*Your task*
Images do not belong in the copy. Retype all the entries below exactly.

▬▬▬▬▬▬

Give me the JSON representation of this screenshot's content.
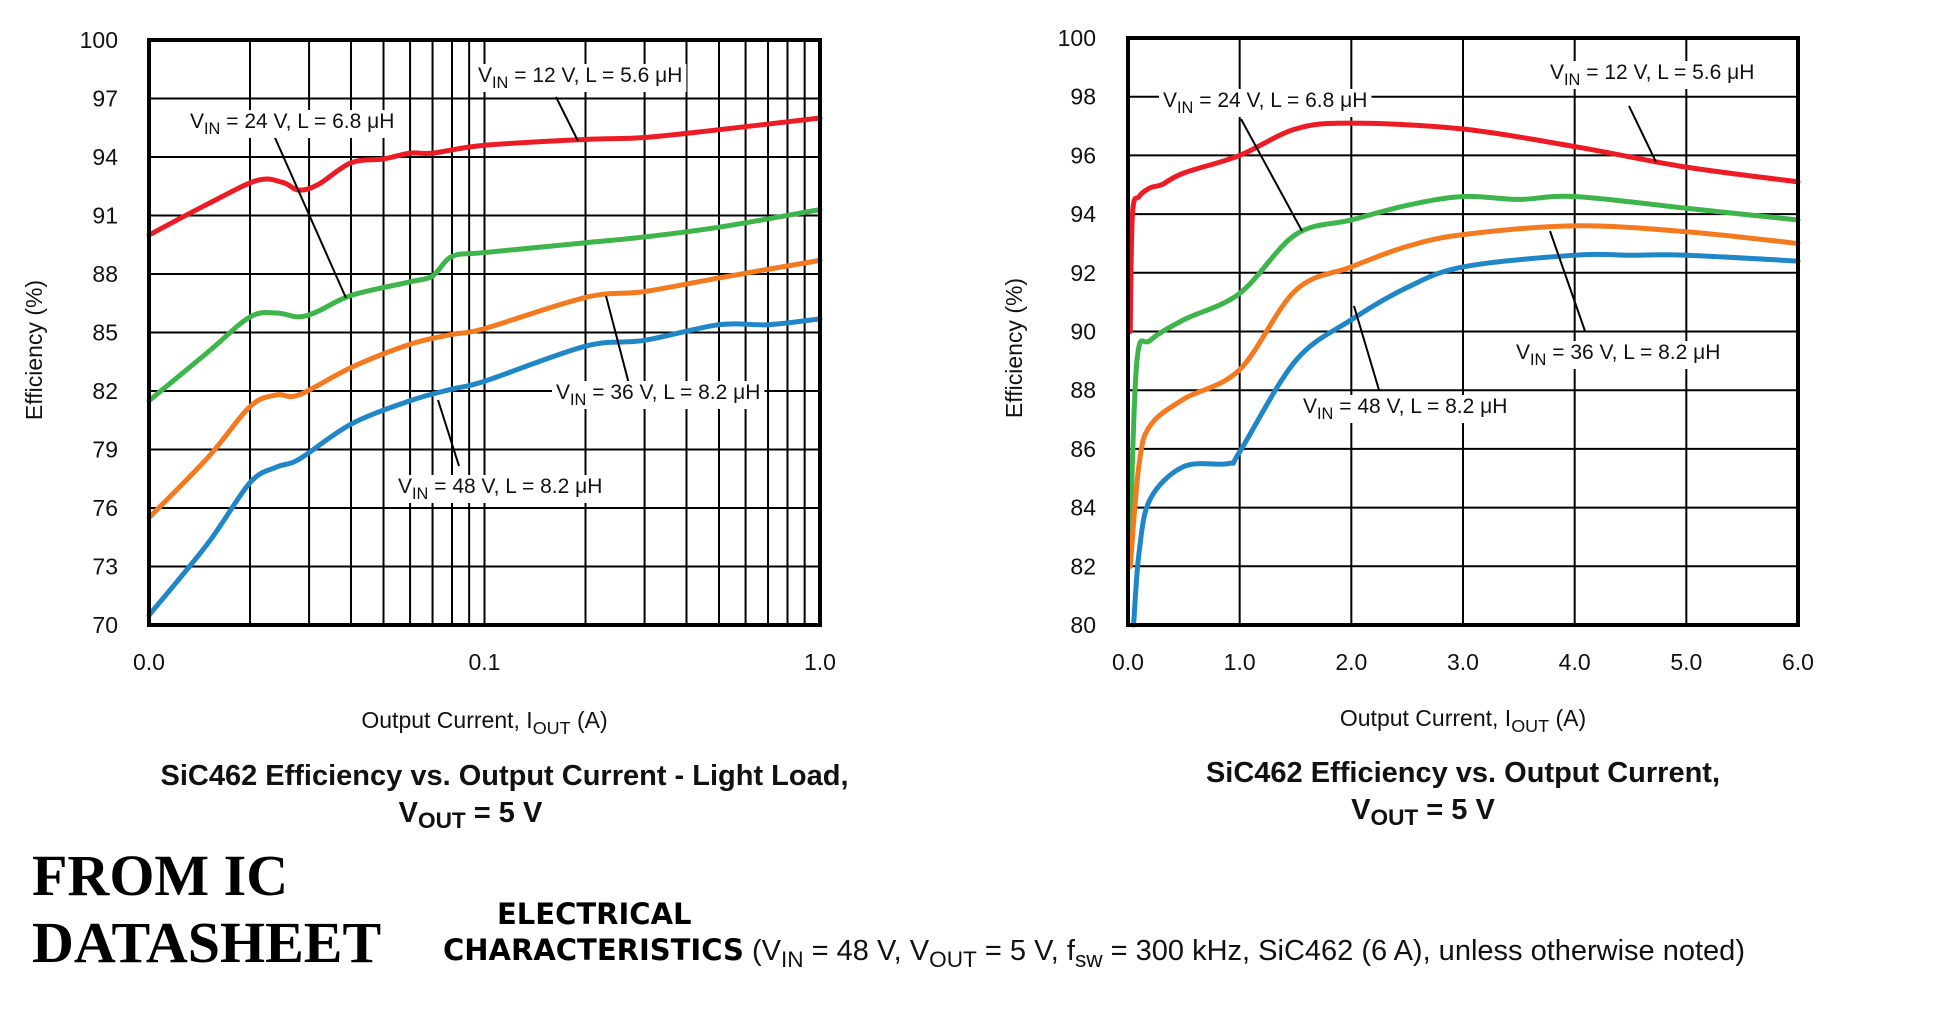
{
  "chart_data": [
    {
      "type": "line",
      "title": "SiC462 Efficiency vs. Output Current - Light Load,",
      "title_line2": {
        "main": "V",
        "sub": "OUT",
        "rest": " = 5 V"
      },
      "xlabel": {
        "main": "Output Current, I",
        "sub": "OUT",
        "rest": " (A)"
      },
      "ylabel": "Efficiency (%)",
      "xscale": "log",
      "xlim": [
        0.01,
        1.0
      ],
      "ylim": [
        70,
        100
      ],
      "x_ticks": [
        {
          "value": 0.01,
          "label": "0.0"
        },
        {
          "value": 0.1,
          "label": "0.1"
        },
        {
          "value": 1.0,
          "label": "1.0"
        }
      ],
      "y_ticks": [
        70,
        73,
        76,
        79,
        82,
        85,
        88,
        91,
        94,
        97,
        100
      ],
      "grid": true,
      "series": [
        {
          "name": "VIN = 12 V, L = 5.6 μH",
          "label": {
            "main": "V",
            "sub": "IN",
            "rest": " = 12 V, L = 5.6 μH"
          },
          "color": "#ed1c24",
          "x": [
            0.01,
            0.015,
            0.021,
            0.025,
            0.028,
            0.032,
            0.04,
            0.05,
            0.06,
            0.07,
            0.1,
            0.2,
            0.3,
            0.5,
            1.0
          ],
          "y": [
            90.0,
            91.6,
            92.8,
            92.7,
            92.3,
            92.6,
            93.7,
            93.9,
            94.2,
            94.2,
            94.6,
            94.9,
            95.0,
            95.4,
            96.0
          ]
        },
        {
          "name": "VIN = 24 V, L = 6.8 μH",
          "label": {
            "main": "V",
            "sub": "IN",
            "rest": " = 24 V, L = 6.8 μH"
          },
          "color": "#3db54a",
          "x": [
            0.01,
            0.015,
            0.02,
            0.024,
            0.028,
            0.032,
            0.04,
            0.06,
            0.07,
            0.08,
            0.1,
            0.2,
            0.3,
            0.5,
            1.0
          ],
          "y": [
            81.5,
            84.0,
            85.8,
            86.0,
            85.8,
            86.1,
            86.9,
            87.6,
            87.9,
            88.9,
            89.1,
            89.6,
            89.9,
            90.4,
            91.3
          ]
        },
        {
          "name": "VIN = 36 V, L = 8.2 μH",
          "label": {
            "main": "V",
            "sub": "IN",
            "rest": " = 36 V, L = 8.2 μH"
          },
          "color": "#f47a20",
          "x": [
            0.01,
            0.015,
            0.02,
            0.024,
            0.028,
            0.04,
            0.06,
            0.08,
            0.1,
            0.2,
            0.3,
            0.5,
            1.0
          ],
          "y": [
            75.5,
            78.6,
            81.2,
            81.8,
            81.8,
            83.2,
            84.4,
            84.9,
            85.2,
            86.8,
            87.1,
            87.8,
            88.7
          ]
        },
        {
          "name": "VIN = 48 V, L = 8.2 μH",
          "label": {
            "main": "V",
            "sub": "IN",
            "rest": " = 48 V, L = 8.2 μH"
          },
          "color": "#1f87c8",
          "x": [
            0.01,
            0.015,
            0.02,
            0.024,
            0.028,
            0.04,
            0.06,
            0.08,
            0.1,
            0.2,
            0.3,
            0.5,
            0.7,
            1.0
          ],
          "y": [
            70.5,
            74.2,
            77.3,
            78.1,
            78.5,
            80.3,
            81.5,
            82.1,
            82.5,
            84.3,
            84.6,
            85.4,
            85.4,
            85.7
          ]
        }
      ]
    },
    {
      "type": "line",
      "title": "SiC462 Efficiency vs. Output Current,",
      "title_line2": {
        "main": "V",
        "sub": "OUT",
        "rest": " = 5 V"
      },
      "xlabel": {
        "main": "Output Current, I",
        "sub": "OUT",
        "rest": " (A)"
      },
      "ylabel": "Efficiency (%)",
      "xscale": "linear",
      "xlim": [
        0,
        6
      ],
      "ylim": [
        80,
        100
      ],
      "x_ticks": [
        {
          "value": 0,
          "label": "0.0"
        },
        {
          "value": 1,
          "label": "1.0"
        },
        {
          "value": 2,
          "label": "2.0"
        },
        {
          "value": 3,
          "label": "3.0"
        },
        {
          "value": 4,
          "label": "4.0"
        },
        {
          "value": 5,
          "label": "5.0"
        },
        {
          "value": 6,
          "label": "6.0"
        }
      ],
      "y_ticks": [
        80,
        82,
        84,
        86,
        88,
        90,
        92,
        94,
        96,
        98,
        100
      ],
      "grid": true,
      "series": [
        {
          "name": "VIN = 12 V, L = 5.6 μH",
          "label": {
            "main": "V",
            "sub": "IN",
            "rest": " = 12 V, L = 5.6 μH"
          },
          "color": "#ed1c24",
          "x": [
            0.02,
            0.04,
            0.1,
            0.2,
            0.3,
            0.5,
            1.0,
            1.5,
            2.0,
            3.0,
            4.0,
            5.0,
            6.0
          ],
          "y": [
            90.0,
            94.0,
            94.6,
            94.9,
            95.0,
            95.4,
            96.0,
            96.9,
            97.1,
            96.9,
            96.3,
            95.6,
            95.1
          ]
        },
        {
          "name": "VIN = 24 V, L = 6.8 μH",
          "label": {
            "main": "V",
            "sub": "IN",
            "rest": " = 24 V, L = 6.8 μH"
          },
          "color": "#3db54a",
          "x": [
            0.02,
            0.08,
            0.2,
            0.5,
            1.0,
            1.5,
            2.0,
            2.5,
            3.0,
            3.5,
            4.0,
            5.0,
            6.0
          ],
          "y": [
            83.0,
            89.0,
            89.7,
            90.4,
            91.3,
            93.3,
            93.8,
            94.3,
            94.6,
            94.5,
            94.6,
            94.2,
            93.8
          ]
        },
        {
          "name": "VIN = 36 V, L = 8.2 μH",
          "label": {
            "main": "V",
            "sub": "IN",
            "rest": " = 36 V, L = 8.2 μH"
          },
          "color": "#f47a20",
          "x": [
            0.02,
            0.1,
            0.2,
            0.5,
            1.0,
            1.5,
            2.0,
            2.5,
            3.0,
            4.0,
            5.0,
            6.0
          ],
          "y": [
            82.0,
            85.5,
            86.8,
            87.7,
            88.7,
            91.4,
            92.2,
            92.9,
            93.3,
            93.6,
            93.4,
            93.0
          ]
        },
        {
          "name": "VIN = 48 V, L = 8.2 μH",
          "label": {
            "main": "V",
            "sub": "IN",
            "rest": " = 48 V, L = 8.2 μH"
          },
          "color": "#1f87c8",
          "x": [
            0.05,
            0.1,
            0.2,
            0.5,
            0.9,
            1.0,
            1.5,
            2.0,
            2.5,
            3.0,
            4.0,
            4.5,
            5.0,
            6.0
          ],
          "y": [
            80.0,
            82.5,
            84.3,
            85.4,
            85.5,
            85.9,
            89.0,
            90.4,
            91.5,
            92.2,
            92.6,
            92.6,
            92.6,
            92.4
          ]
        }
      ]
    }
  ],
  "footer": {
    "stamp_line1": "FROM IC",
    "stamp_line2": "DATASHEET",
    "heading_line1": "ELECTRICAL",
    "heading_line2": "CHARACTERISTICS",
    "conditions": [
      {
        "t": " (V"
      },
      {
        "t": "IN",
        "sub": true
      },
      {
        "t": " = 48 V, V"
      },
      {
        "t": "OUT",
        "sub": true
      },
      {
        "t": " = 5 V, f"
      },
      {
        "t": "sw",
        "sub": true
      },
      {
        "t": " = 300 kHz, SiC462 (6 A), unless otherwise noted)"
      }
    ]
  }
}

▬▬▬▬▬▬

*Exercise output*
Give me the JSON representation of this screenshot's content.
{
  "chart_data": [
    {
      "type": "line",
      "title": "SiC462 Efficiency vs. Output Current - Light Load,",
      "title_line2": {
        "main": "V",
        "sub": "OUT",
        "rest": " = 5 V"
      },
      "xlabel": {
        "main": "Output Current, I",
        "sub": "OUT",
        "rest": " (A)"
      },
      "ylabel": "Efficiency (%)",
      "xscale": "log",
      "xlim": [
        0.01,
        1.0
      ],
      "ylim": [
        70,
        100
      ],
      "x_ticks": [
        {
          "value": 0.01,
          "label": "0.0"
        },
        {
          "value": 0.1,
          "label": "0.1"
        },
        {
          "value": 1.0,
          "label": "1.0"
        }
      ],
      "y_ticks": [
        70,
        73,
        76,
        79,
        82,
        85,
        88,
        91,
        94,
        97,
        100
      ],
      "grid": true,
      "series": [
        {
          "name": "VIN = 12 V, L = 5.6 μH",
          "label": {
            "main": "V",
            "sub": "IN",
            "rest": " = 12 V, L = 5.6 μH"
          },
          "color": "#ed1c24",
          "x": [
            0.01,
            0.015,
            0.021,
            0.025,
            0.028,
            0.032,
            0.04,
            0.05,
            0.06,
            0.07,
            0.1,
            0.2,
            0.3,
            0.5,
            1.0
          ],
          "y": [
            90.0,
            91.6,
            92.8,
            92.7,
            92.3,
            92.6,
            93.7,
            93.9,
            94.2,
            94.2,
            94.6,
            94.9,
            95.0,
            95.4,
            96.0
          ]
        },
        {
          "name": "VIN = 24 V, L = 6.8 μH",
          "label": {
            "main": "V",
            "sub": "IN",
            "rest": " = 24 V, L = 6.8 μH"
          },
          "color": "#3db54a",
          "x": [
            0.01,
            0.015,
            0.02,
            0.024,
            0.028,
            0.032,
            0.04,
            0.06,
            0.07,
            0.08,
            0.1,
            0.2,
            0.3,
            0.5,
            1.0
          ],
          "y": [
            81.5,
            84.0,
            85.8,
            86.0,
            85.8,
            86.1,
            86.9,
            87.6,
            87.9,
            88.9,
            89.1,
            89.6,
            89.9,
            90.4,
            91.3
          ]
        },
        {
          "name": "VIN = 36 V, L = 8.2 μH",
          "label": {
            "main": "V",
            "sub": "IN",
            "rest": " = 36 V, L = 8.2 μH"
          },
          "color": "#f47a20",
          "x": [
            0.01,
            0.015,
            0.02,
            0.024,
            0.028,
            0.04,
            0.06,
            0.08,
            0.1,
            0.2,
            0.3,
            0.5,
            1.0
          ],
          "y": [
            75.5,
            78.6,
            81.2,
            81.8,
            81.8,
            83.2,
            84.4,
            84.9,
            85.2,
            86.8,
            87.1,
            87.8,
            88.7
          ]
        },
        {
          "name": "VIN = 48 V, L = 8.2 μH",
          "label": {
            "main": "V",
            "sub": "IN",
            "rest": " = 48 V, L = 8.2 μH"
          },
          "color": "#1f87c8",
          "x": [
            0.01,
            0.015,
            0.02,
            0.024,
            0.028,
            0.04,
            0.06,
            0.08,
            0.1,
            0.2,
            0.3,
            0.5,
            0.7,
            1.0
          ],
          "y": [
            70.5,
            74.2,
            77.3,
            78.1,
            78.5,
            80.3,
            81.5,
            82.1,
            82.5,
            84.3,
            84.6,
            85.4,
            85.4,
            85.7
          ]
        }
      ]
    },
    {
      "type": "line",
      "title": "SiC462 Efficiency vs. Output Current,",
      "title_line2": {
        "main": "V",
        "sub": "OUT",
        "rest": " = 5 V"
      },
      "xlabel": {
        "main": "Output Current, I",
        "sub": "OUT",
        "rest": " (A)"
      },
      "ylabel": "Efficiency (%)",
      "xscale": "linear",
      "xlim": [
        0,
        6
      ],
      "ylim": [
        80,
        100
      ],
      "x_ticks": [
        {
          "value": 0,
          "label": "0.0"
        },
        {
          "value": 1,
          "label": "1.0"
        },
        {
          "value": 2,
          "label": "2.0"
        },
        {
          "value": 3,
          "label": "3.0"
        },
        {
          "value": 4,
          "label": "4.0"
        },
        {
          "value": 5,
          "label": "5.0"
        },
        {
          "value": 6,
          "label": "6.0"
        }
      ],
      "y_ticks": [
        80,
        82,
        84,
        86,
        88,
        90,
        92,
        94,
        96,
        98,
        100
      ],
      "grid": true,
      "series": [
        {
          "name": "VIN = 12 V, L = 5.6 μH",
          "label": {
            "main": "V",
            "sub": "IN",
            "rest": " = 12 V, L = 5.6 μH"
          },
          "color": "#ed1c24",
          "x": [
            0.02,
            0.04,
            0.1,
            0.2,
            0.3,
            0.5,
            1.0,
            1.5,
            2.0,
            3.0,
            4.0,
            5.0,
            6.0
          ],
          "y": [
            90.0,
            94.0,
            94.6,
            94.9,
            95.0,
            95.4,
            96.0,
            96.9,
            97.1,
            96.9,
            96.3,
            95.6,
            95.1
          ]
        },
        {
          "name": "VIN = 24 V, L = 6.8 μH",
          "label": {
            "main": "V",
            "sub": "IN",
            "rest": " = 24 V, L = 6.8 μH"
          },
          "color": "#3db54a",
          "x": [
            0.02,
            0.08,
            0.2,
            0.5,
            1.0,
            1.5,
            2.0,
            2.5,
            3.0,
            3.5,
            4.0,
            5.0,
            6.0
          ],
          "y": [
            83.0,
            89.0,
            89.7,
            90.4,
            91.3,
            93.3,
            93.8,
            94.3,
            94.6,
            94.5,
            94.6,
            94.2,
            93.8
          ]
        },
        {
          "name": "VIN = 36 V, L = 8.2 μH",
          "label": {
            "main": "V",
            "sub": "IN",
            "rest": " = 36 V, L = 8.2 μH"
          },
          "color": "#f47a20",
          "x": [
            0.02,
            0.1,
            0.2,
            0.5,
            1.0,
            1.5,
            2.0,
            2.5,
            3.0,
            4.0,
            5.0,
            6.0
          ],
          "y": [
            82.0,
            85.5,
            86.8,
            87.7,
            88.7,
            91.4,
            92.2,
            92.9,
            93.3,
            93.6,
            93.4,
            93.0
          ]
        },
        {
          "name": "VIN = 48 V, L = 8.2 μH",
          "label": {
            "main": "V",
            "sub": "IN",
            "rest": " = 48 V, L = 8.2 μH"
          },
          "color": "#1f87c8",
          "x": [
            0.05,
            0.1,
            0.2,
            0.5,
            0.9,
            1.0,
            1.5,
            2.0,
            2.5,
            3.0,
            4.0,
            4.5,
            5.0,
            6.0
          ],
          "y": [
            80.0,
            82.5,
            84.3,
            85.4,
            85.5,
            85.9,
            89.0,
            90.4,
            91.5,
            92.2,
            92.6,
            92.6,
            92.6,
            92.4
          ]
        }
      ]
    }
  ],
  "footer": {
    "stamp_line1": "FROM IC",
    "stamp_line2": "DATASHEET",
    "heading_line1": "ELECTRICAL",
    "heading_line2": "CHARACTERISTICS",
    "conditions": [
      {
        "t": " (V"
      },
      {
        "t": "IN",
        "sub": true
      },
      {
        "t": " = 48 V, V"
      },
      {
        "t": "OUT",
        "sub": true
      },
      {
        "t": " = 5 V, f"
      },
      {
        "t": "sw",
        "sub": true
      },
      {
        "t": " = 300 kHz, SiC462 (6 A), unless otherwise noted)"
      }
    ]
  }
}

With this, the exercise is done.